• **Instructions to follow**: Would you copy each line of the data below that has "Jackson"?

☆ ☆ ☆ ☆

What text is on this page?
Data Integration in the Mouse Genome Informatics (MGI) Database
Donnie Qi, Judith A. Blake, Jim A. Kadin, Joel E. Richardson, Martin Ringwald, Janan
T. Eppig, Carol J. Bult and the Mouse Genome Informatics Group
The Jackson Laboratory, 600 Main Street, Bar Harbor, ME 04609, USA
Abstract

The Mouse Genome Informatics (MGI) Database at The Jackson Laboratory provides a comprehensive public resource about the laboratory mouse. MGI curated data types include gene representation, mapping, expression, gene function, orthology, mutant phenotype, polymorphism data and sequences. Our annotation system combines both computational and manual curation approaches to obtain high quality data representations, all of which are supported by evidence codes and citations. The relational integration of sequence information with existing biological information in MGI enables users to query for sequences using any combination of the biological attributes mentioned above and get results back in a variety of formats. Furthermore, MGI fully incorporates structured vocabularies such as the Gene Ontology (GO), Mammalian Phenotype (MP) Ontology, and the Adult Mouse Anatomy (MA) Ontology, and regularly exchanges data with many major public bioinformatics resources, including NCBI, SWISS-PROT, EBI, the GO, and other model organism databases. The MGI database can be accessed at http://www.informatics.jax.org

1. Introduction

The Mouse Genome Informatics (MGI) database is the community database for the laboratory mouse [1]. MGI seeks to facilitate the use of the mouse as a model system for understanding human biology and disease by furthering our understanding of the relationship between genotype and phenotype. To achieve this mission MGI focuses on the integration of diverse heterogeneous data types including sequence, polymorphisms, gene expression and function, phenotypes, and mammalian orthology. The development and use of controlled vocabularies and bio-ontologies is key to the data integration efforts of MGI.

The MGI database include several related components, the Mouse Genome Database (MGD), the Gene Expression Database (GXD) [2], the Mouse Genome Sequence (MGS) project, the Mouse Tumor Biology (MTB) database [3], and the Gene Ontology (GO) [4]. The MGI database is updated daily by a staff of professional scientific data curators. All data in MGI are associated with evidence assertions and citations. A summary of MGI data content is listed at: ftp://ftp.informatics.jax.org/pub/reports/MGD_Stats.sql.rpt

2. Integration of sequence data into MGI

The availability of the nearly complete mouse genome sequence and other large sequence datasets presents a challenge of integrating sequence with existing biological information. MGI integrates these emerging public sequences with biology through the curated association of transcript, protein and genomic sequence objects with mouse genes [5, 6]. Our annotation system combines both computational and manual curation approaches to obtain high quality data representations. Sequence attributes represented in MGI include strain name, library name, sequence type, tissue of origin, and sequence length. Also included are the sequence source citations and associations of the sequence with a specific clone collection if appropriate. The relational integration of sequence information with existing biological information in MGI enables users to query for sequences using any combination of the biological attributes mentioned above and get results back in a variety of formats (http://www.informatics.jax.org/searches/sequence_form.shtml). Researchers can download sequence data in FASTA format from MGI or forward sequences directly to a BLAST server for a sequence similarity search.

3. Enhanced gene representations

☆ ☆ ☆ ☆

• **Answer space**:
The Jackson Laboratory, 600 Main Street, Bar Harbor, ME 04609, USA
The Mouse Genome Informatics (MGI) Database at The Jackson Laboratory provides a comprehensive public resource about the laboratory mouse. MGI curated data types include gene representation, mapping, expression, gene function, orthology, mutant phenotype, polymorphism data and sequences. Our annotation system combines both computational and manual curation approaches to obtain high quality data representations, all of which are supported by evidence codes and citations. The relational integration of sequence information with existing biological information in MGI enables users to query for sequences using any combination of the biological attributes mentioned above and get results back in a variety of formats. Furthermore, MGI fully incorporates structured vocabularies such as the Gene Ontology (GO), Mammalian Phenotype (MP) Ontology, and the Adult Mouse Anatomy (MA) Ontology, and regularly exchanges data with many major public bioinformatics resources, including NCBI, SWISS-PROT, EBI, the GO, and other model organism databases. The MGI database can be accessed at http://www.informatics.jax.org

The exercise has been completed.